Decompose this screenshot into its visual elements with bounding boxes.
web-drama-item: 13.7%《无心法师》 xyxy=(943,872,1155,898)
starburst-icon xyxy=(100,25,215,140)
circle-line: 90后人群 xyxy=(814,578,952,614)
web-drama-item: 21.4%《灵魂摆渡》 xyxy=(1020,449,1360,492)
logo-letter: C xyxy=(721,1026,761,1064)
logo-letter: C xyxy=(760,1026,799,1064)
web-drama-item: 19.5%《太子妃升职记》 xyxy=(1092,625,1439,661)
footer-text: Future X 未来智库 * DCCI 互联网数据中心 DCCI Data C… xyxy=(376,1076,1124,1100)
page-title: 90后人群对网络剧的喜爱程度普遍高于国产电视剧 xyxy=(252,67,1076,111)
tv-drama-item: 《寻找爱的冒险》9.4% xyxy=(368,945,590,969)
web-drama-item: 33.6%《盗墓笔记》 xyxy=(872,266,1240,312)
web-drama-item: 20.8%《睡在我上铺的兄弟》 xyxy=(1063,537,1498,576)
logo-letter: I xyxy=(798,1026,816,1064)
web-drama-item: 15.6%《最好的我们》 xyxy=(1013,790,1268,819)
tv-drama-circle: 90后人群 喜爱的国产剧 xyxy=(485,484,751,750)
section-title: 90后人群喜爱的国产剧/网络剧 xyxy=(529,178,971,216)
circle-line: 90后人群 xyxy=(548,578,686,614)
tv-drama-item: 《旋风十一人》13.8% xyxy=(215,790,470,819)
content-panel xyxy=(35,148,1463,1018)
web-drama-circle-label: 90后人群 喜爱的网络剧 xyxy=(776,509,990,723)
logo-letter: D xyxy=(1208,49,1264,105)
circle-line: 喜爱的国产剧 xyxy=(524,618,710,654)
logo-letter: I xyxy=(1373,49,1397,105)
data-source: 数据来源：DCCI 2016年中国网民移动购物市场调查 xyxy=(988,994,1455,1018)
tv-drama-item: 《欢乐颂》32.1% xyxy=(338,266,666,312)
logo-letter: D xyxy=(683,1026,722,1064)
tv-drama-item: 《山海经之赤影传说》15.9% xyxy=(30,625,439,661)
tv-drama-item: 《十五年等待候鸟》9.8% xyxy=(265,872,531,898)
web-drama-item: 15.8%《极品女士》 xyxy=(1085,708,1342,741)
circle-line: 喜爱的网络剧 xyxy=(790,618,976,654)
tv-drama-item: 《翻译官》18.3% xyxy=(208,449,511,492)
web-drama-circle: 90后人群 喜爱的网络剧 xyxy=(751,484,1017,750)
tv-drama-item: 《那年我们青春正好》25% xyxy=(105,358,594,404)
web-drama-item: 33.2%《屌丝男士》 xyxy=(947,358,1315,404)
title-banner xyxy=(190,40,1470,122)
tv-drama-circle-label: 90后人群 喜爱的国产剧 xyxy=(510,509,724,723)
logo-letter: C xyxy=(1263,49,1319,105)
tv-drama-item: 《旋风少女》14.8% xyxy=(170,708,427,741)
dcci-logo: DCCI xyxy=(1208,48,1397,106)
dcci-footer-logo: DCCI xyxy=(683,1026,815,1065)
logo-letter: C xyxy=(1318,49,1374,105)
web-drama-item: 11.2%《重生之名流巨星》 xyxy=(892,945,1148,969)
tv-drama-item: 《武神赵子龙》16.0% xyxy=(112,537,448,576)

* * * *

**TASK PROMPT**. Copy out every line of the material above word for word, keeping the original order and punctuation.

**EXERCISE SOLUTION**.
Decompose this screenshot into its visual elements with bounding boxes.
web-drama-item: 13.7%《无心法师》 xyxy=(943,872,1155,898)
starburst-icon xyxy=(100,25,215,140)
circle-line: 90后人群 xyxy=(814,578,952,614)
web-drama-item: 21.4%《灵魂摆渡》 xyxy=(1020,449,1360,492)
logo-letter: C xyxy=(721,1026,761,1064)
logo-letter: C xyxy=(760,1026,799,1064)
web-drama-item: 19.5%《太子妃升职记》 xyxy=(1092,625,1439,661)
footer-text: Future X 未来智库 * DCCI 互联网数据中心 DCCI Data C… xyxy=(376,1076,1124,1100)
page-title: 90后人群对网络剧的喜爱程度普遍高于国产电视剧 xyxy=(252,67,1076,111)
tv-drama-item: 《寻找爱的冒险》9.4% xyxy=(368,945,590,969)
web-drama-item: 33.6%《盗墓笔记》 xyxy=(872,266,1240,312)
web-drama-item: 20.8%《睡在我上铺的兄弟》 xyxy=(1063,537,1498,576)
logo-letter: I xyxy=(798,1026,816,1064)
web-drama-item: 15.6%《最好的我们》 xyxy=(1013,790,1268,819)
tv-drama-circle: 90后人群 喜爱的国产剧 xyxy=(485,484,751,750)
section-title: 90后人群喜爱的国产剧/网络剧 xyxy=(529,178,971,216)
circle-line: 90后人群 xyxy=(548,578,686,614)
tv-drama-item: 《旋风十一人》13.8% xyxy=(215,790,470,819)
content-panel xyxy=(35,148,1463,1018)
web-drama-circle-label: 90后人群 喜爱的网络剧 xyxy=(776,509,990,723)
logo-letter: D xyxy=(1208,49,1264,105)
circle-line: 喜爱的国产剧 xyxy=(524,618,710,654)
logo-letter: I xyxy=(1373,49,1397,105)
data-source: 数据来源：DCCI 2016年中国网民移动购物市场调查 xyxy=(988,994,1455,1018)
tv-drama-item: 《欢乐颂》32.1% xyxy=(338,266,666,312)
logo-letter: D xyxy=(683,1026,722,1064)
tv-drama-item: 《山海经之赤影传说》15.9% xyxy=(30,625,439,661)
tv-drama-item: 《十五年等待候鸟》9.8% xyxy=(265,872,531,898)
web-drama-item: 15.8%《极品女士》 xyxy=(1085,708,1342,741)
circle-line: 喜爱的网络剧 xyxy=(790,618,976,654)
tv-drama-item: 《翻译官》18.3% xyxy=(208,449,511,492)
web-drama-circle: 90后人群 喜爱的网络剧 xyxy=(751,484,1017,750)
tv-drama-item: 《那年我们青春正好》25% xyxy=(105,358,594,404)
web-drama-item: 33.2%《屌丝男士》 xyxy=(947,358,1315,404)
title-banner xyxy=(190,40,1470,122)
tv-drama-circle-label: 90后人群 喜爱的国产剧 xyxy=(510,509,724,723)
logo-letter: C xyxy=(1263,49,1319,105)
tv-drama-item: 《旋风少女》14.8% xyxy=(170,708,427,741)
dcci-logo: DCCI xyxy=(1208,48,1397,106)
dcci-footer-logo: DCCI xyxy=(683,1026,815,1065)
logo-letter: C xyxy=(1318,49,1374,105)
web-drama-item: 11.2%《重生之名流巨星》 xyxy=(892,945,1148,969)
tv-drama-item: 《武神赵子龙》16.0% xyxy=(112,537,448,576)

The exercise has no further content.